▶ **Brief**
Below is a block of records; return all of them exactly, but without the images.

###

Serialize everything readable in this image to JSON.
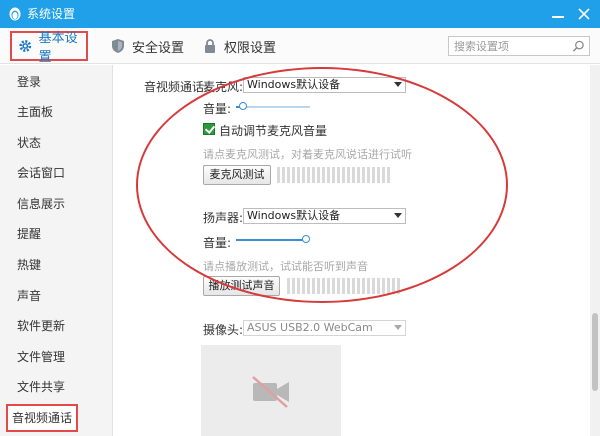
{
  "window": {
    "title": "系统设置",
    "minimize_icon": "minimize-icon",
    "close_icon": "close-icon"
  },
  "tabs": [
    {
      "label": "基本设置",
      "icon": "gear-icon",
      "active": true
    },
    {
      "label": "安全设置",
      "icon": "shield-icon",
      "active": false
    },
    {
      "label": "权限设置",
      "icon": "lock-icon",
      "active": false
    }
  ],
  "search": {
    "placeholder": "搜索设置项",
    "icon": "search-icon"
  },
  "sidebar": {
    "items": [
      {
        "label": "登录"
      },
      {
        "label": "主面板"
      },
      {
        "label": "状态"
      },
      {
        "label": "会话窗口"
      },
      {
        "label": "信息展示"
      },
      {
        "label": "提醒"
      },
      {
        "label": "热键"
      },
      {
        "label": "声音"
      },
      {
        "label": "软件更新"
      },
      {
        "label": "文件管理"
      },
      {
        "label": "文件共享"
      },
      {
        "label": "音视频通话",
        "active": true
      }
    ]
  },
  "av": {
    "section_label": "音视频通话:",
    "mic": {
      "label": "麦克风:",
      "device": "Windows默认设备",
      "volume_label": "音量:",
      "volume_level": 0.1,
      "auto_adjust_label": "自动调节麦克风音量",
      "auto_adjust_checked": true,
      "hint": "请点麦克风测试，对着麦克风说话进行试听",
      "test_button": "麦克风测试"
    },
    "speaker": {
      "label": "扬声器:",
      "device": "Windows默认设备",
      "volume_label": "音量:",
      "volume_level": 1.0,
      "hint": "请点播放测试，试试能否听到声音",
      "test_button": "播放测试声音"
    },
    "camera": {
      "label": "摄像头:",
      "device": "ASUS USB2.0 WebCam",
      "preview_icon": "camera-off-icon"
    }
  },
  "colors": {
    "titlebar": "#1fa0e8",
    "highlight_red": "#e34b4b",
    "active_tab_text": "#1a78c2",
    "checkbox_green": "#2b9a3a"
  }
}
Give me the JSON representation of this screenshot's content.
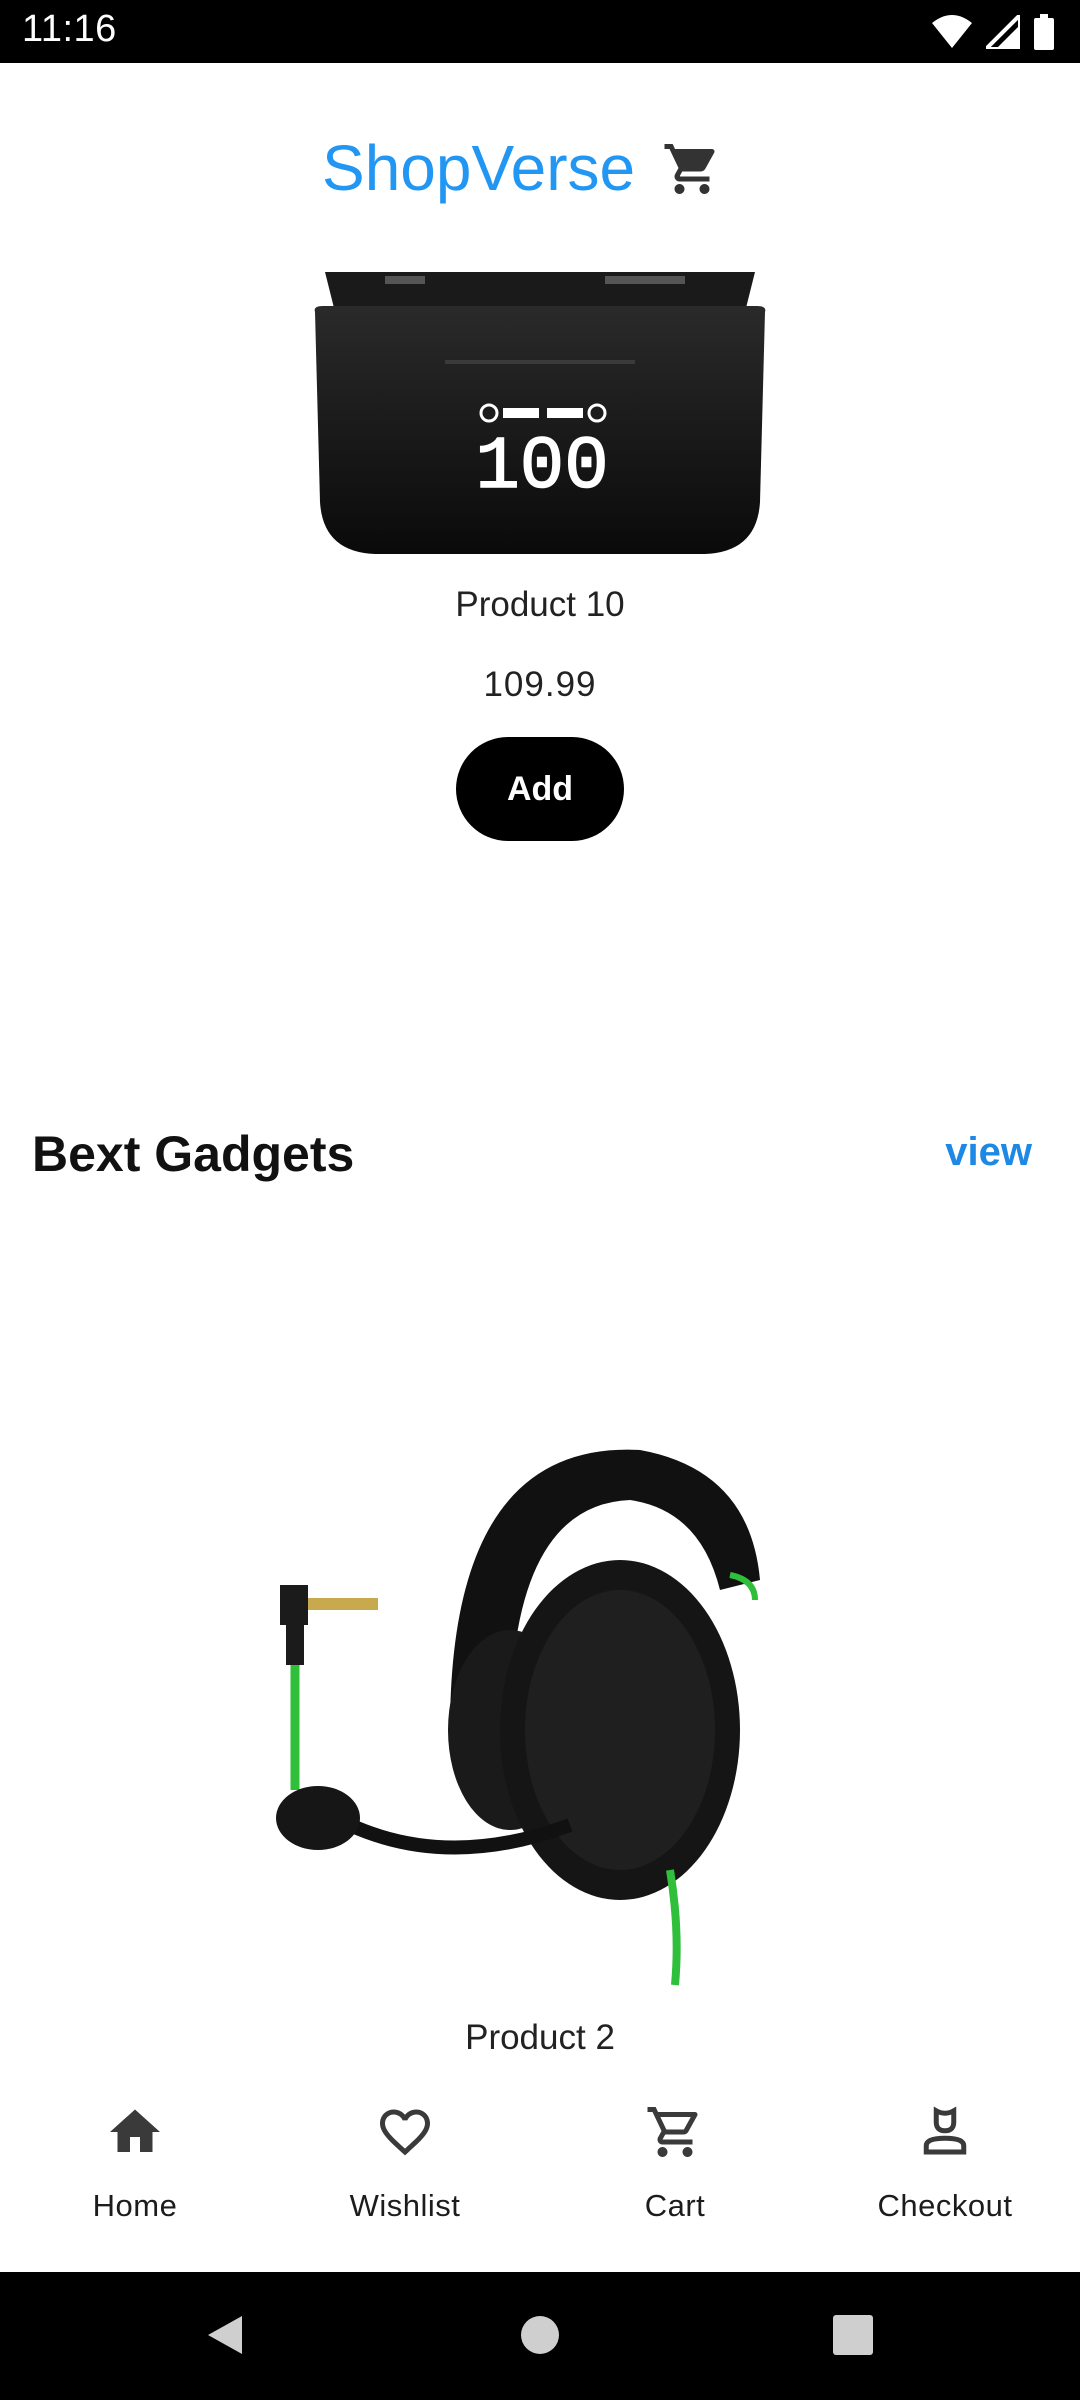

###

▶ **The output**
Serialize everything readable in this image to JSON.
{
  "window": {
    "title": "系统设置",
    "minimize_icon": "minimize-icon",
    "close_icon": "close-icon"
  },
  "tabs": [
    {
      "label": "基本设置",
      "icon": "gear-icon",
      "active": true
    },
    {
      "label": "安全设置",
      "icon": "shield-icon",
      "active": false
    },
    {
      "label": "权限设置",
      "icon": "lock-icon",
      "active": false
    }
  ],
  "search": {
    "placeholder": "搜索设置项",
    "icon": "search-icon"
  },
  "sidebar": {
    "items": [
      {
        "label": "登录"
      },
      {
        "label": "主面板"
      },
      {
        "label": "状态"
      },
      {
        "label": "会话窗口"
      },
      {
        "label": "信息展示"
      },
      {
        "label": "提醒"
      },
      {
        "label": "热键"
      },
      {
        "label": "声音"
      },
      {
        "label": "软件更新"
      },
      {
        "label": "文件管理"
      },
      {
        "label": "文件共享"
      },
      {
        "label": "音视频通话",
        "active": true
      }
    ]
  },
  "av": {
    "section_label": "音视频通话:",
    "mic": {
      "label": "麦克风:",
      "device": "Windows默认设备",
      "volume_label": "音量:",
      "volume_level": 0.1,
      "auto_adjust_label": "自动调节麦克风音量",
      "auto_adjust_checked": true,
      "hint": "请点麦克风测试，对着麦克风说话进行试听",
      "test_button": "麦克风测试"
    },
    "speaker": {
      "label": "扬声器:",
      "device": "Windows默认设备",
      "volume_label": "音量:",
      "volume_level": 1.0,
      "hint": "请点播放测试，试试能否听到声音",
      "test_button": "播放测试声音"
    },
    "camera": {
      "label": "摄像头:",
      "device": "ASUS USB2.0 WebCam",
      "preview_icon": "camera-off-icon"
    }
  },
  "colors": {
    "titlebar": "#1fa0e8",
    "highlight_red": "#e34b4b",
    "active_tab_text": "#1a78c2",
    "checkbox_green": "#2b9a3a"
  }
}
Give me the JSON representation of this screenshot's content.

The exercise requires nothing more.